(Source data)
====

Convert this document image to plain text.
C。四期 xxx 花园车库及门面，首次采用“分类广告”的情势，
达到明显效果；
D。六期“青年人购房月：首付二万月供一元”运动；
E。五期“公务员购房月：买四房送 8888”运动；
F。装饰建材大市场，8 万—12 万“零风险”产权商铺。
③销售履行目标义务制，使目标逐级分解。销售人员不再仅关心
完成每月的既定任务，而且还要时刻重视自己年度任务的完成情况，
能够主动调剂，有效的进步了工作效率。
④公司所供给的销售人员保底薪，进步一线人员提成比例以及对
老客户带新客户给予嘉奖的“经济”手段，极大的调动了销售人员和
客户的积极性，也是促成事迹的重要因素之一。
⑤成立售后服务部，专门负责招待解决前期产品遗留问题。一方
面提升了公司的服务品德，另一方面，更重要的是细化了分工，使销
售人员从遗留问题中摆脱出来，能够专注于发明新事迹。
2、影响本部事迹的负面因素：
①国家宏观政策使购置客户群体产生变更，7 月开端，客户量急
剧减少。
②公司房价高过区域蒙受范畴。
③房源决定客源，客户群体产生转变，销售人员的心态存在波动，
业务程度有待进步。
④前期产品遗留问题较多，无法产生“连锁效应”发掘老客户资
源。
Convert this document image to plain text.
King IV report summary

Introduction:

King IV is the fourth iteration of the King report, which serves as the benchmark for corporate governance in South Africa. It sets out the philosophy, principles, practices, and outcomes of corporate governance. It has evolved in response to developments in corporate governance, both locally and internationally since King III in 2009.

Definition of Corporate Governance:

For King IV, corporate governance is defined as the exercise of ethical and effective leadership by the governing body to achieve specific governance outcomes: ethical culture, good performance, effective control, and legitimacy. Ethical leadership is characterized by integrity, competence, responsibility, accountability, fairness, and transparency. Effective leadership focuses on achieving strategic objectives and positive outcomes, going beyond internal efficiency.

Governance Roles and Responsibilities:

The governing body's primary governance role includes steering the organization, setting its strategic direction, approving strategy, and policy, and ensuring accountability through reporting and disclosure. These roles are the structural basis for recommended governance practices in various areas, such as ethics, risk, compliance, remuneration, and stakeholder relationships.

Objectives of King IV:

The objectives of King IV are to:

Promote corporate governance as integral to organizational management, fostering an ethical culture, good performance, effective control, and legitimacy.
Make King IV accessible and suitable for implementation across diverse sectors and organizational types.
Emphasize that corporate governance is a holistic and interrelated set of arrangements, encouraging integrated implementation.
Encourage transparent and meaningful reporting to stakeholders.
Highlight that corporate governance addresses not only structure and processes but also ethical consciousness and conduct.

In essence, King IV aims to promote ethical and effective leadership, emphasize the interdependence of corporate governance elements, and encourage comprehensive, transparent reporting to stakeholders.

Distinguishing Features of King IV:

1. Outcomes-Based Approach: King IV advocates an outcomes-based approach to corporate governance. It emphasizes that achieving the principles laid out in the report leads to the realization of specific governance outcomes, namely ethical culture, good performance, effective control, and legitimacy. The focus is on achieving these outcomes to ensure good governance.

====

== Exercise aim ==
Report how many lines in the data include the word "stakeholders", and give nothing but the count.

== Written answer ==
2